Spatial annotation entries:
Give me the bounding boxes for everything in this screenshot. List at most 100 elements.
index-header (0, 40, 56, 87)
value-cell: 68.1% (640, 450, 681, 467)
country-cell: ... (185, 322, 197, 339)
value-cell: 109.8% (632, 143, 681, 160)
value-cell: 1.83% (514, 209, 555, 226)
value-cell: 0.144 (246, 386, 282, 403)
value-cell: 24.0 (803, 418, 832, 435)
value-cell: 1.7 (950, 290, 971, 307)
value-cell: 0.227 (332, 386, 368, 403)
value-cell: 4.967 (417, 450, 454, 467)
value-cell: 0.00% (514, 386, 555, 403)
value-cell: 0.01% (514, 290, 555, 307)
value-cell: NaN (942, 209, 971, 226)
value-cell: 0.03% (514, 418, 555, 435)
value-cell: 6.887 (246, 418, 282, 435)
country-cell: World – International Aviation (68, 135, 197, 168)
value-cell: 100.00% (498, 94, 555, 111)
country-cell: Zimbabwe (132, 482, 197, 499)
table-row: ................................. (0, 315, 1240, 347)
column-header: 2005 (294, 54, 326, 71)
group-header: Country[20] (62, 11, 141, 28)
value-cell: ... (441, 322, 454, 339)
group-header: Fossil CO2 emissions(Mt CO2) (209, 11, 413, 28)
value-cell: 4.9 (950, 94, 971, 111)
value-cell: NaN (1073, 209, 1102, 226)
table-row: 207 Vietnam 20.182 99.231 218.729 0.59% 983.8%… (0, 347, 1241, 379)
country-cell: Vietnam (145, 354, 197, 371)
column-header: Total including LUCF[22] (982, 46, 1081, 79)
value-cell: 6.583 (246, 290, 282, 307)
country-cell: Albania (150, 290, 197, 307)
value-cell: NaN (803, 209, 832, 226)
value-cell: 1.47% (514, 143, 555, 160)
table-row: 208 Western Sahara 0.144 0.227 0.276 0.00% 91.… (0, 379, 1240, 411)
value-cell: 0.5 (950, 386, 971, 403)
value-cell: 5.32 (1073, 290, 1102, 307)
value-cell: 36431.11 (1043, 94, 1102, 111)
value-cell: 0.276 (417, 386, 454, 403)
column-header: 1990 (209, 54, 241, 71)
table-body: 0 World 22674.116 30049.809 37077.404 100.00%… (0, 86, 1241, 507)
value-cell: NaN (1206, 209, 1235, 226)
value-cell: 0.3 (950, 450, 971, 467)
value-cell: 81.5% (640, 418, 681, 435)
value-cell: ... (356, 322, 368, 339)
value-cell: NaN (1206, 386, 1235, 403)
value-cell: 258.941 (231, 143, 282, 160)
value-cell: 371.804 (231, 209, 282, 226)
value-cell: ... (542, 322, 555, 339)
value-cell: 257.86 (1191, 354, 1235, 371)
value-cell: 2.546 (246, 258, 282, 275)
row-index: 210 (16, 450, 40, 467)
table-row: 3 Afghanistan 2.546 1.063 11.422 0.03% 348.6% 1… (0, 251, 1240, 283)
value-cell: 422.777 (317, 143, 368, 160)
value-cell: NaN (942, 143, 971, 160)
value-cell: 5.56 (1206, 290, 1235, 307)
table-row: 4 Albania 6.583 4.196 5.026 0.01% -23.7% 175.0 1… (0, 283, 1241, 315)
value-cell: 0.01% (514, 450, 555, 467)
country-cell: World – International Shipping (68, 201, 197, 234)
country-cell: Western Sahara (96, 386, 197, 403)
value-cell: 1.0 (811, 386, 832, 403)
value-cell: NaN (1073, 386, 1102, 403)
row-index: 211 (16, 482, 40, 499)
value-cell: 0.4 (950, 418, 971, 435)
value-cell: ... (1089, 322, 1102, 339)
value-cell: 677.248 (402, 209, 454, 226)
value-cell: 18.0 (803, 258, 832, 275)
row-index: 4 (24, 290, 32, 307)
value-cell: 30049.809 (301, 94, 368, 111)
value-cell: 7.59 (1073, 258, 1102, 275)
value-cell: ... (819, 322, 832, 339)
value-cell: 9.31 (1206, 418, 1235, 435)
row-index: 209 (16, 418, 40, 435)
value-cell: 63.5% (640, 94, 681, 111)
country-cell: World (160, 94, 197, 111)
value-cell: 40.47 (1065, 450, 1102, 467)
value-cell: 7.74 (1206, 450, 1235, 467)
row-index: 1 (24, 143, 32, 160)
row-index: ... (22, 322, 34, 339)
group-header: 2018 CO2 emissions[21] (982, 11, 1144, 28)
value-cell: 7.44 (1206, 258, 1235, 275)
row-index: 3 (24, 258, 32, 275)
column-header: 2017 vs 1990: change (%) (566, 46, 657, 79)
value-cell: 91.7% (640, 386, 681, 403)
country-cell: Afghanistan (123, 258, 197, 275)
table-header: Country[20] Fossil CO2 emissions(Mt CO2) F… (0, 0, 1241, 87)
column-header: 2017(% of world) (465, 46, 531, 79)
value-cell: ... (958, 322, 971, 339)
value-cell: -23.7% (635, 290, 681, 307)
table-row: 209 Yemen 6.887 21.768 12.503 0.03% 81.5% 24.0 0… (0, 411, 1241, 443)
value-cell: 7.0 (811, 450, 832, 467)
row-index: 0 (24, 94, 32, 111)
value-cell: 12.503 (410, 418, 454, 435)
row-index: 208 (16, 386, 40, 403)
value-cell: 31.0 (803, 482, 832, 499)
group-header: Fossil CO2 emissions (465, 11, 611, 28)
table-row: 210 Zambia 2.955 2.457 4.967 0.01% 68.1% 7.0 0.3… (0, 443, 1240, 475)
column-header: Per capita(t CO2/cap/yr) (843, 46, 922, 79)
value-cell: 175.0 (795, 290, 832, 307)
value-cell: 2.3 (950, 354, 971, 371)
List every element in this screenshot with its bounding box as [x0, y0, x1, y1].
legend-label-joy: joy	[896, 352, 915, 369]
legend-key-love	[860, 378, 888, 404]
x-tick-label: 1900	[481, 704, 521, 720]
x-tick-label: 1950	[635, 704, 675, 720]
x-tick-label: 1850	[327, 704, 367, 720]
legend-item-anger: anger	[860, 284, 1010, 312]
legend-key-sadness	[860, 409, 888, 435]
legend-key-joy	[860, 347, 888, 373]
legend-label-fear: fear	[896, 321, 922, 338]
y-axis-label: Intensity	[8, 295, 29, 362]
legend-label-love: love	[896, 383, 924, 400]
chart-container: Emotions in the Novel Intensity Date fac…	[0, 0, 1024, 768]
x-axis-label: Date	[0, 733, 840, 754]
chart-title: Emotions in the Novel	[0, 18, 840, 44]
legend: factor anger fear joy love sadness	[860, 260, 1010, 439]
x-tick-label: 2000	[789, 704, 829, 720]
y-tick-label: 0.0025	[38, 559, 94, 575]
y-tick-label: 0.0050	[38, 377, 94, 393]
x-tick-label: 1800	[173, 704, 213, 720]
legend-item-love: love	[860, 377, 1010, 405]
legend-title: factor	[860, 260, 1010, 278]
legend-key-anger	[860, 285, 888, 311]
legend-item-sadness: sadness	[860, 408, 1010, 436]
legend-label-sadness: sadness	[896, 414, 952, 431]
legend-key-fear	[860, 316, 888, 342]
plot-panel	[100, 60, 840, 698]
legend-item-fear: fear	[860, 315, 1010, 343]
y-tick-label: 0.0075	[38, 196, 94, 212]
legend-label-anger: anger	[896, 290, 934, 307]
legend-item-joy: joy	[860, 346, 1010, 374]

▶ [Stated problem]: Rewrite all the records with "value-cell" changed to "data-cell" everywhere it occurs, leaving everything else the same.

▶ [Written answer]:
Give me the bounding boxes for everything in this screenshot. List at most 100 elements.
index-header (0, 40, 56, 87)
data-cell: 68.1% (640, 450, 681, 467)
country-cell: ... (185, 322, 197, 339)
data-cell: 109.8% (632, 143, 681, 160)
data-cell: 1.83% (514, 209, 555, 226)
data-cell: 0.144 (246, 386, 282, 403)
data-cell: 24.0 (803, 418, 832, 435)
data-cell: 1.7 (950, 290, 971, 307)
data-cell: 0.227 (332, 386, 368, 403)
data-cell: 4.967 (417, 450, 454, 467)
data-cell: 0.00% (514, 386, 555, 403)
data-cell: 0.01% (514, 290, 555, 307)
data-cell: NaN (942, 209, 971, 226)
data-cell: 0.03% (514, 418, 555, 435)
data-cell: 6.887 (246, 418, 282, 435)
country-cell: World – International Aviation (68, 135, 197, 168)
data-cell: 100.00% (498, 94, 555, 111)
country-cell: Zimbabwe (132, 482, 197, 499)
table-row: ................................. (0, 315, 1240, 347)
column-header: 2005 (294, 54, 326, 71)
group-header: Country[20] (62, 11, 141, 28)
data-cell: ... (441, 322, 454, 339)
group-header: Fossil CO2 emissions(Mt CO2) (209, 11, 413, 28)
data-cell: 4.9 (950, 94, 971, 111)
data-cell: NaN (1073, 209, 1102, 226)
table-row: 207 Vietnam 20.182 99.231 218.729 0.59% 983.8%… (0, 347, 1241, 379)
country-cell: Vietnam (145, 354, 197, 371)
column-header: Total including LUCF[22] (982, 46, 1081, 79)
data-cell: 6.583 (246, 290, 282, 307)
country-cell: Albania (150, 290, 197, 307)
data-cell: NaN (803, 209, 832, 226)
data-cell: 1.47% (514, 143, 555, 160)
table-row: 208 Western Sahara 0.144 0.227 0.276 0.00% 91.… (0, 379, 1240, 411)
data-cell: 0.5 (950, 386, 971, 403)
data-cell: 5.32 (1073, 290, 1102, 307)
data-cell: 36431.11 (1043, 94, 1102, 111)
data-cell: 0.276 (417, 386, 454, 403)
column-header: 1990 (209, 54, 241, 71)
table-body: 0 World 22674.116 30049.809 37077.404 100.00%… (0, 86, 1241, 507)
data-cell: NaN (1206, 209, 1235, 226)
data-cell: 0.3 (950, 450, 971, 467)
data-cell: 81.5% (640, 418, 681, 435)
data-cell: ... (356, 322, 368, 339)
data-cell: NaN (1206, 386, 1235, 403)
data-cell: 258.941 (231, 143, 282, 160)
data-cell: 371.804 (231, 209, 282, 226)
data-cell: ... (542, 322, 555, 339)
data-cell: 257.86 (1191, 354, 1235, 371)
data-cell: 2.546 (246, 258, 282, 275)
row-index: 210 (16, 450, 40, 467)
table-row: 3 Afghanistan 2.546 1.063 11.422 0.03% 348.6% 1… (0, 251, 1240, 283)
data-cell: 422.777 (317, 143, 368, 160)
data-cell: NaN (942, 143, 971, 160)
data-cell: 5.56 (1206, 290, 1235, 307)
table-row: 4 Albania 6.583 4.196 5.026 0.01% -23.7% 175.0 1… (0, 283, 1241, 315)
data-cell: 0.01% (514, 450, 555, 467)
country-cell: World – International Shipping (68, 201, 197, 234)
country-cell: Western Sahara (96, 386, 197, 403)
data-cell: 1.0 (811, 386, 832, 403)
data-cell: NaN (1073, 386, 1102, 403)
row-index: 211 (16, 482, 40, 499)
data-cell: 0.4 (950, 418, 971, 435)
data-cell: ... (1089, 322, 1102, 339)
data-cell: 677.248 (402, 209, 454, 226)
data-cell: 18.0 (803, 258, 832, 275)
row-index: 4 (24, 290, 32, 307)
data-cell: 30049.809 (301, 94, 368, 111)
data-cell: 7.59 (1073, 258, 1102, 275)
data-cell: ... (819, 322, 832, 339)
data-cell: 9.31 (1206, 418, 1235, 435)
row-index: 209 (16, 418, 40, 435)
data-cell: 63.5% (640, 94, 681, 111)
country-cell: World (160, 94, 197, 111)
data-cell: 40.47 (1065, 450, 1102, 467)
data-cell: 7.74 (1206, 450, 1235, 467)
row-index: 1 (24, 143, 32, 160)
row-index: ... (22, 322, 34, 339)
group-header: 2018 CO2 emissions[21] (982, 11, 1144, 28)
data-cell: 7.44 (1206, 258, 1235, 275)
row-index: 3 (24, 258, 32, 275)
column-header: 2017 vs 1990: change (%) (566, 46, 657, 79)
data-cell: 91.7% (640, 386, 681, 403)
country-cell: Afghanistan (123, 258, 197, 275)
table-header: Country[20] Fossil CO2 emissions(Mt CO2) F… (0, 0, 1241, 87)
column-header: 2017(% of world) (465, 46, 531, 79)
data-cell: ... (958, 322, 971, 339)
data-cell: -23.7% (635, 290, 681, 307)
table-row: 209 Yemen 6.887 21.768 12.503 0.03% 81.5% 24.0 0… (0, 411, 1241, 443)
data-cell: 7.0 (811, 450, 832, 467)
row-index: 0 (24, 94, 32, 111)
data-cell: 12.503 (410, 418, 454, 435)
row-index: 208 (16, 386, 40, 403)
data-cell: 31.0 (803, 482, 832, 499)
group-header: Fossil CO2 emissions (465, 11, 611, 28)
table-row: 210 Zambia 2.955 2.457 4.967 0.01% 68.1% 7.0 0.3… (0, 443, 1240, 475)
column-header: Per capita(t CO2/cap/yr) (843, 46, 922, 79)
data-cell: 175.0 (795, 290, 832, 307)
data-cell: 2.3 (950, 354, 971, 371)
List every element in this screenshot with its bounding box as [x0, y0, x1, y1].
legend-label-joy: joy	[896, 352, 915, 369]
legend-key-love	[860, 378, 888, 404]
x-tick-label: 1900	[481, 704, 521, 720]
x-tick-label: 1950	[635, 704, 675, 720]
x-tick-label: 1850	[327, 704, 367, 720]
legend-item-anger: anger	[860, 284, 1010, 312]
legend-key-sadness	[860, 409, 888, 435]
legend-key-joy	[860, 347, 888, 373]
legend-label-fear: fear	[896, 321, 922, 338]
y-axis-label: Intensity	[8, 295, 29, 362]
legend-label-love: love	[896, 383, 924, 400]
chart-container: Emotions in the Novel Intensity Date fac…	[0, 0, 1024, 768]
x-axis-label: Date	[0, 733, 840, 754]
chart-title: Emotions in the Novel	[0, 18, 840, 44]
legend: factor anger fear joy love sadness	[860, 260, 1010, 439]
x-tick-label: 2000	[789, 704, 829, 720]
y-tick-label: 0.0025	[38, 559, 94, 575]
y-tick-label: 0.0050	[38, 377, 94, 393]
x-tick-label: 1800	[173, 704, 213, 720]
legend-item-love: love	[860, 377, 1010, 405]
legend-title: factor	[860, 260, 1010, 278]
legend-key-anger	[860, 285, 888, 311]
legend-item-sadness: sadness	[860, 408, 1010, 436]
legend-label-sadness: sadness	[896, 414, 952, 431]
legend-key-fear	[860, 316, 888, 342]
plot-panel	[100, 60, 840, 698]
legend-item-fear: fear	[860, 315, 1010, 343]
y-tick-label: 0.0075	[38, 196, 94, 212]
legend-label-anger: anger	[896, 290, 934, 307]
legend-item-joy: joy	[860, 346, 1010, 374]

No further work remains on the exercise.